* Stated goal
Return the lines that run from the line containing "OCR this image." through the end of the entries, both ends included. Leave out all pictures.

* Data records
----------

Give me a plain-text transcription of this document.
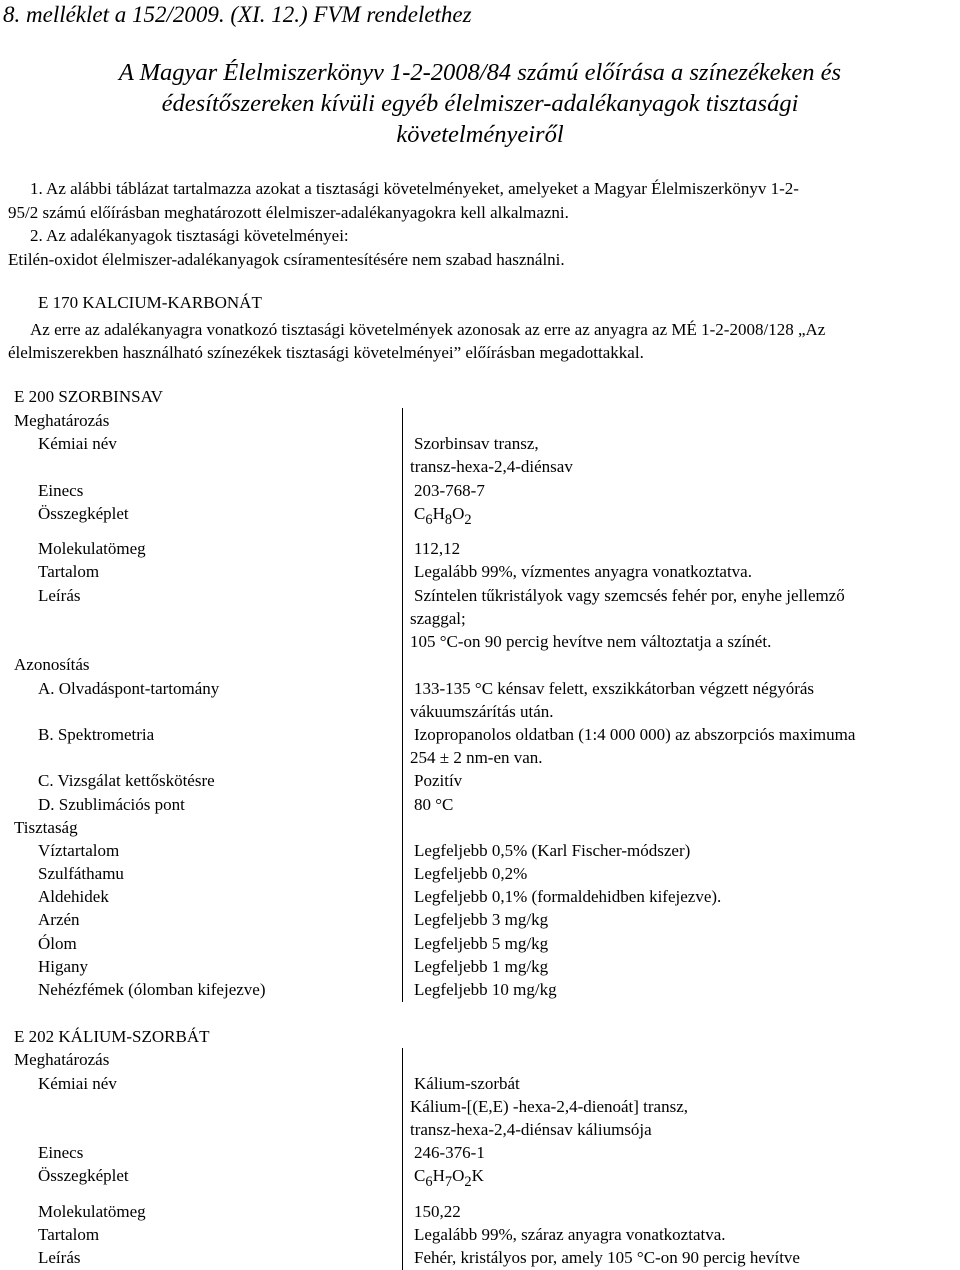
8. melléklet a 152/2009. (XI. 12.) FVM rendelethez
A Magyar Élelmiszerkönyv 1-2-2008/84 számú előírása a színezékeken és
édesítőszereken kívüli egyéb élelmiszer-adalékanyagok tisztasági
követelményeiről
1. Az alábbi táblázat tartalmazza azokat a tisztasági követelményeket, amelyeket a Magyar Élelmiszerkönyv 1-2-
95/2 számú előírásban meghatározott élelmiszer-adalékanyagokra kell alkalmazni.
2. Az adalékanyagok tisztasági követelményei:
Etilén-oxidot élelmiszer-adalékanyagok csíramentesítésére nem szabad használni.
E 170 KALCIUM-KARBONÁT
Az erre az adalékanyagra vonatkozó tisztasági követelmények azonosak az erre az anyagra az MÉ 1-2-2008/128 „Az
élelmiszerekben használható színezékek tisztasági követelményei” előírásban megadottakkal.
E 200 SZORBINSAV
Meghatározás
Kémiai név	Szorbinsav transz,
transz-hexa-2,4-diénsav
Einecs	203-768-7
Összegképlet	$C_6H_8O_2$
Molekulatömeg	112,12
Tartalom	Legalább 99%, vízmentes anyagra vonatkoztatva.
Leírás	Színtelen tűkristályok vagy szemcsés fehér por, enyhe jellemző
szaggal;
105 °C-on 90 percig hevítve nem változtatja a színét.
Azonosítás
A. Olvadáspont-tartomány	133-135 °C kénsav felett, exszikkátorban végzett négyórás
vákuumszárítás után.
B. Spektrometria	Izopropanolos oldatban (1:4 000 000) az abszorpciós maximuma
254 ± 2 nm-en van.
C. Vizsgálat kettőskötésre	Pozitív
D. Szublimációs pont	80 °C
Tisztaság
Víztartalom	Legfeljebb 0,5% (Karl Fischer-módszer)
Szulfáthamu	Legfeljebb 0,2%
Aldehidek	Legfeljebb 0,1% (formaldehidben kifejezve).
Arzén	Legfeljebb 3 mg/kg
Ólom	Legfeljebb 5 mg/kg
Higany	Legfeljebb 1 mg/kg
Nehézfémek (ólomban kifejezve)	Legfeljebb 10 mg/kg
E 202 KÁLIUM-SZORBÁT
Meghatározás
Kémiai név	Kálium-szorbát
Kálium-[(E,E) -hexa-2,4-dienoát] transz,
transz-hexa-2,4-diénsav káliumsója
Einecs	246-376-1
Összegképlet	$C_6H_7O_2K$
Molekulatömeg	150,22
Tartalom	Legalább 99%, száraz anyagra vonatkoztatva.
Leírás	Fehér, kristályos por, amely 105 °C-on 90 percig hevítve
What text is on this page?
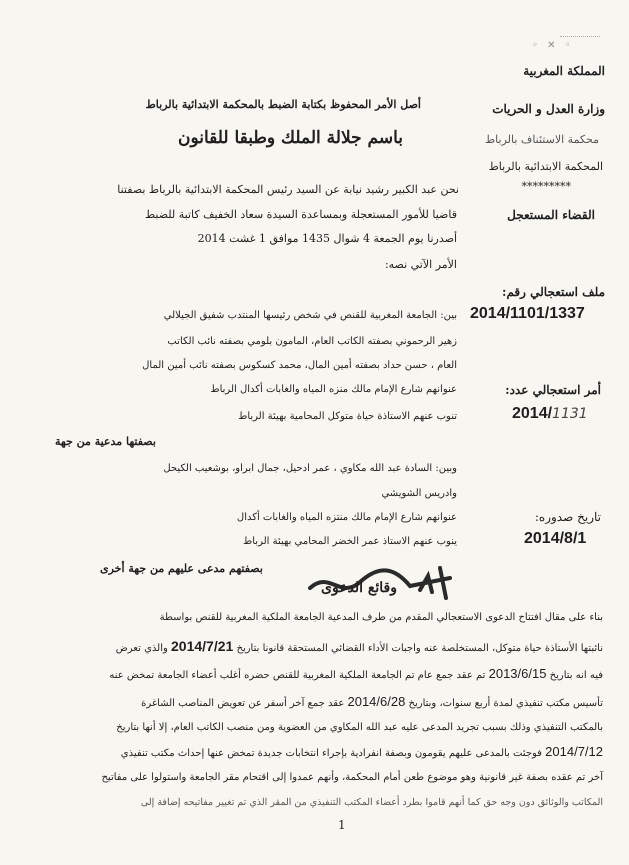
◦ ✕ ◦
أصل الأمر المحفوظ بكتابة الضبط بالمحكمة الابتدائية بالرباط
المملكة المغربية
وزارة العدل و الحريات
محكمة الاستئناف بالرباط
المحكمة الابتدائية بالرباط
*********
القضاء المستعجل
باسم جلالة الملك وطبقا للقانون
نحن عبد الكبير رشيد نيابة عن السيد رئيس المحكمة الابتدائية بالرباط بصفتنا
قاضيا للأمور المستعجلة وبمساعدة السيدة سعاد الخفيف كاتبة للضبط
أصدرنا يوم الجمعة 4 شوال 1435 موافق 1 غشت 2014
الأمر الآتي نصه:
ملف استعجالي رقم:
2014/1101/1337
أمر استعجالي عدد:
2014/1131
تاريخ صدوره:
2014/8/1
بين: الجامعة المغربية للقنص في شخص رئيسها المنتدب شفيق الجيلالي
زهير الرحموني بصفته الكاتب العام، المامون بلومي بصفته نائب الكاتب
العام ، حسن حداد بصفته أمين المال، محمد كسكوس بصفته نائب أمين المال
عنوانهم شارع الإمام مالك منزه المياه والغابات أكدال الرباط
تنوب عنهم الاستاذة حياة متوكل المحامية بهيئة الرباط
بصفتها مدعية من جهة
وبين: السادة عبد الله مكاوي ، عمر ادحيل، جمال ابراو، بوشعيب الكيحل
وادريس الشويشي
عنوانهم شارع الإمام مالك منتزه المياه والغابات أكدال
ينوب عنهم الاستاذ عمر الخضر المحامي بهيئة الرباط
بصفتهم مدعى عليهم من جهة أخرى
وقائع الدعوى
بناء على مقال افتتاح الدعوى الاستعجالي المقدم من طرف المدعية الجامعة الملكية المغربية للقنص بواسطة
نائبتها الأستاذة حياة متوكل، المستخلصة عنه واجبات الأداء القضائي المستحقة قانونا بتاريخ 2014/7/21 والذي تعرض
فيه انه بتاريخ 2013/6/15 تم عقد جمع عام تم الجامعة الملكية المغربية للقنص حضره أغلب أعضاء الجامعة تمخض عنه
تأسيس مكتب تنفيذي لمدة أربع سنوات، وبتاريخ 2014/6/28 عقد جمع آخر أسفر عن تعويض المناصب الشاغرة
بالمكتب التنفيذي وذلك بسبب تجريد المدعى عليه عبد الله المكاوي من العضوية ومن منصب الكاتب العام، إلا أنها بتاريخ
2014/7/12 فوجئت بالمدعى عليهم يقومون وبصفة انفرادية بإجراء انتخابات جديدة تمخض عنها إحداث مكتب تنفيذي
آخر تم عقده بصفة غير قانونية وهو موضوع طعن أمام المحكمة، وأنهم عمدوا إلى اقتحام مقر الجامعة واستولوا على مفاتيح
المكاتب والوثائق دون وجه حق كما أنهم قاموا بطرد أعضاء المكتب التنفيذي من المقر الذي تم تغيير مفاتيحه إضافة إلى
1
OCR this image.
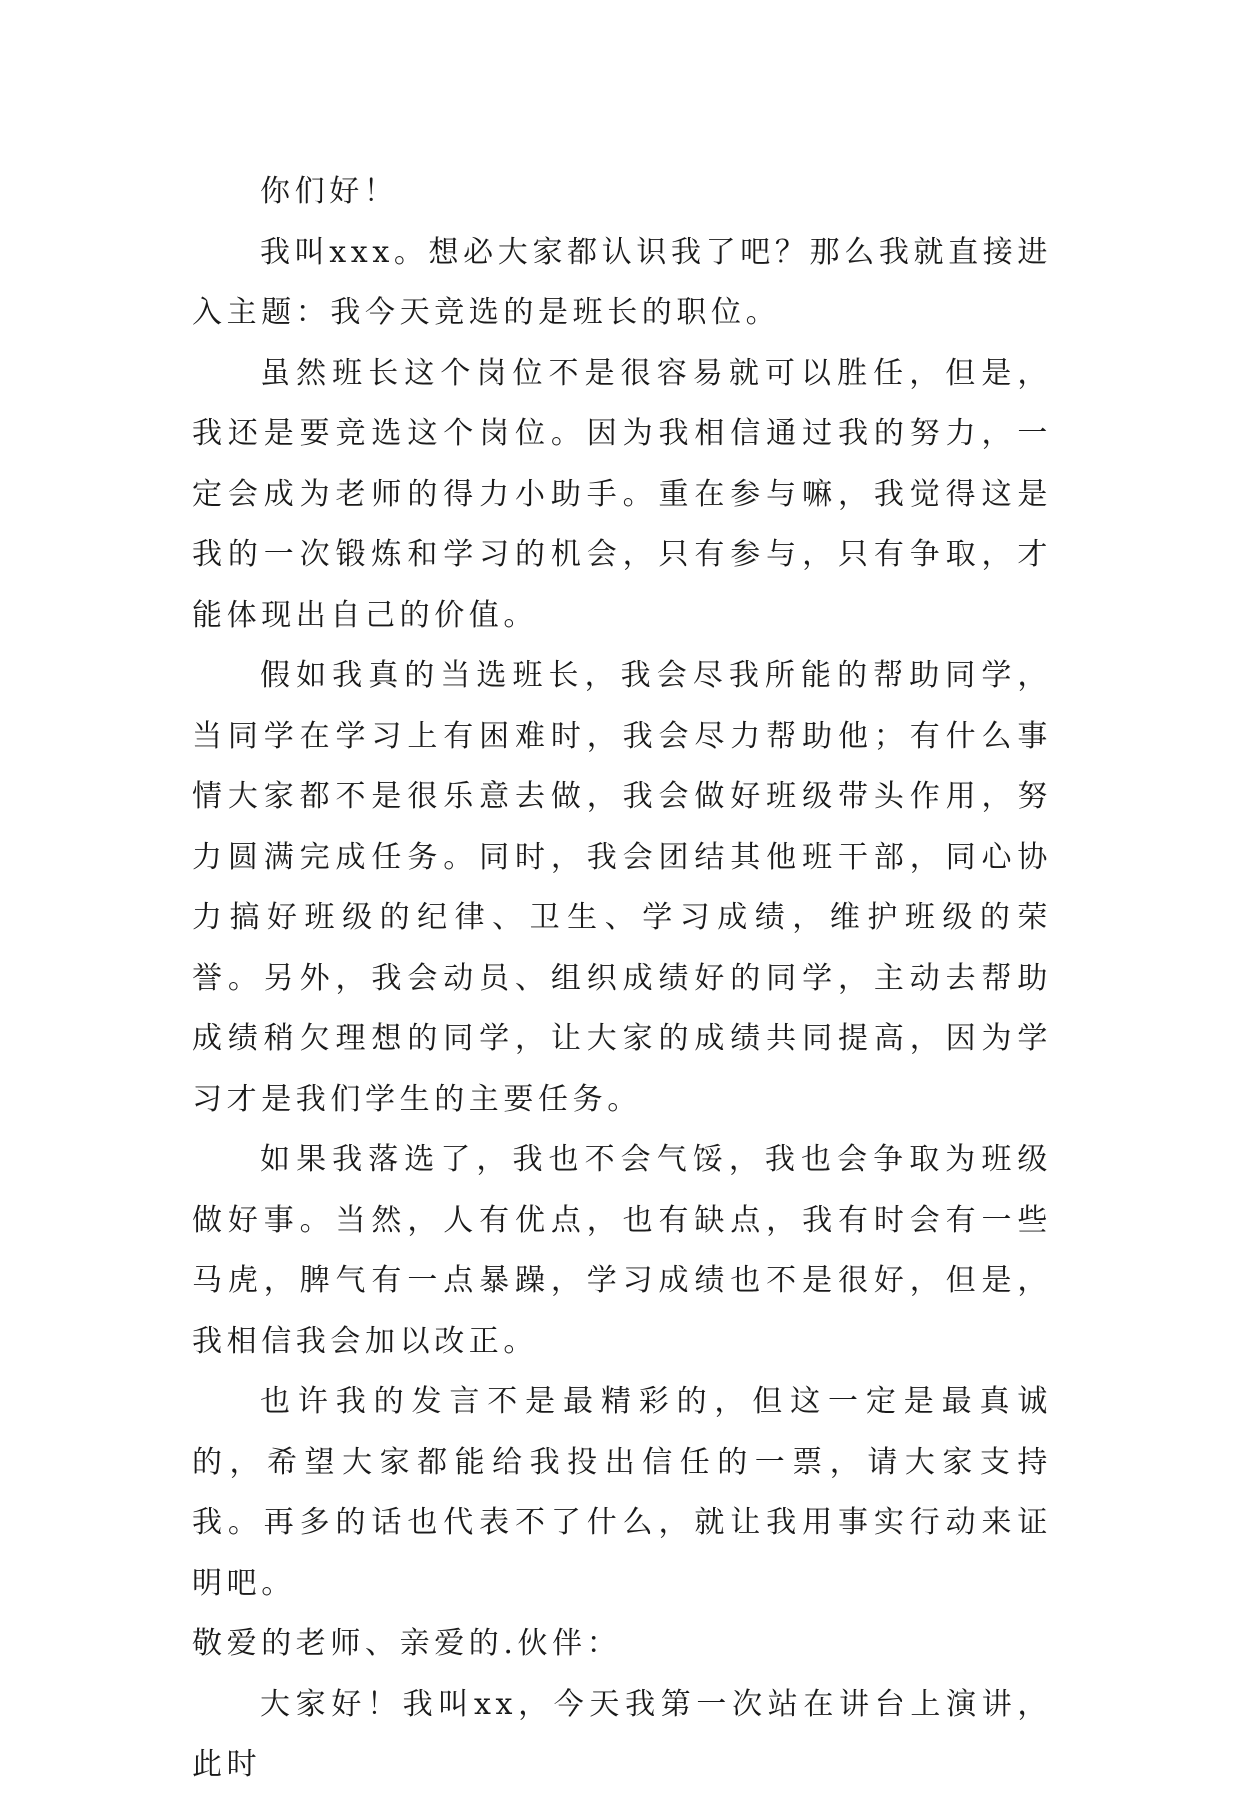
你们好！

我叫xxx。想必大家都认识我了吧？那么我就直接进入主题：我今天竞选的是班长的职位。

虽然班长这个岗位不是很容易就可以胜任，但是，我还是要竞选这个岗位。因为我相信通过我的努力，一定会成为老师的得力小助手。重在参与嘛，我觉得这是我的一次锻炼和学习的机会，只有参与，只有争取，才能体现出自己的价值。

假如我真的当选班长，我会尽我所能的帮助同学，当同学在学习上有困难时，我会尽力帮助他；有什么事情大家都不是很乐意去做，我会做好班级带头作用，努力圆满完成任务。同时，我会团结其他班干部，同心协力搞好班级的纪律、卫生、学习成绩，维护班级的荣誉。另外，我会动员、组织成绩好的同学，主动去帮助成绩稍欠理想的同学，让大家的成绩共同提高，因为学习才是我们学生的主要任务。

如果我落选了，我也不会气馁，我也会争取为班级做好事。当然，人有优点，也有缺点，我有时会有一些马虎，脾气有一点暴躁，学习成绩也不是很好，但是，我相信我会加以改正。

也许我的发言不是最精彩的，但这一定是最真诚的，希望大家都能给我投出信任的一票，请大家支持我。再多的话也代表不了什么，就让我用事实行动来证明吧。

敬爱的老师、亲爱的.伙伴：

大家好！我叫xx，今天我第一次站在讲台上演讲，此时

----------

* Answer to this exercise
OCR this image.
你们好！

我叫xxx。想必大家都认识我了吧？那么我就直接进入主题：我今天竞选的是班长的职位。

虽然班长这个岗位不是很容易就可以胜任，但是，我还是要竞选这个岗位。因为我相信通过我的努力，一定会成为老师的得力小助手。重在参与嘛，我觉得这是我的一次锻炼和学习的机会，只有参与，只有争取，才能体现出自己的价值。

假如我真的当选班长，我会尽我所能的帮助同学，当同学在学习上有困难时，我会尽力帮助他；有什么事情大家都不是很乐意去做，我会做好班级带头作用，努力圆满完成任务。同时，我会团结其他班干部，同心协力搞好班级的纪律、卫生、学习成绩，维护班级的荣誉。另外，我会动员、组织成绩好的同学，主动去帮助成绩稍欠理想的同学，让大家的成绩共同提高，因为学习才是我们学生的主要任务。

如果我落选了，我也不会气馁，我也会争取为班级做好事。当然，人有优点，也有缺点，我有时会有一些马虎，脾气有一点暴躁，学习成绩也不是很好，但是，我相信我会加以改正。

也许我的发言不是最精彩的，但这一定是最真诚的，希望大家都能给我投出信任的一票，请大家支持我。再多的话也代表不了什么，就让我用事实行动来证明吧。

敬爱的老师、亲爱的.伙伴：

大家好！我叫xx，今天我第一次站在讲台上演讲，此时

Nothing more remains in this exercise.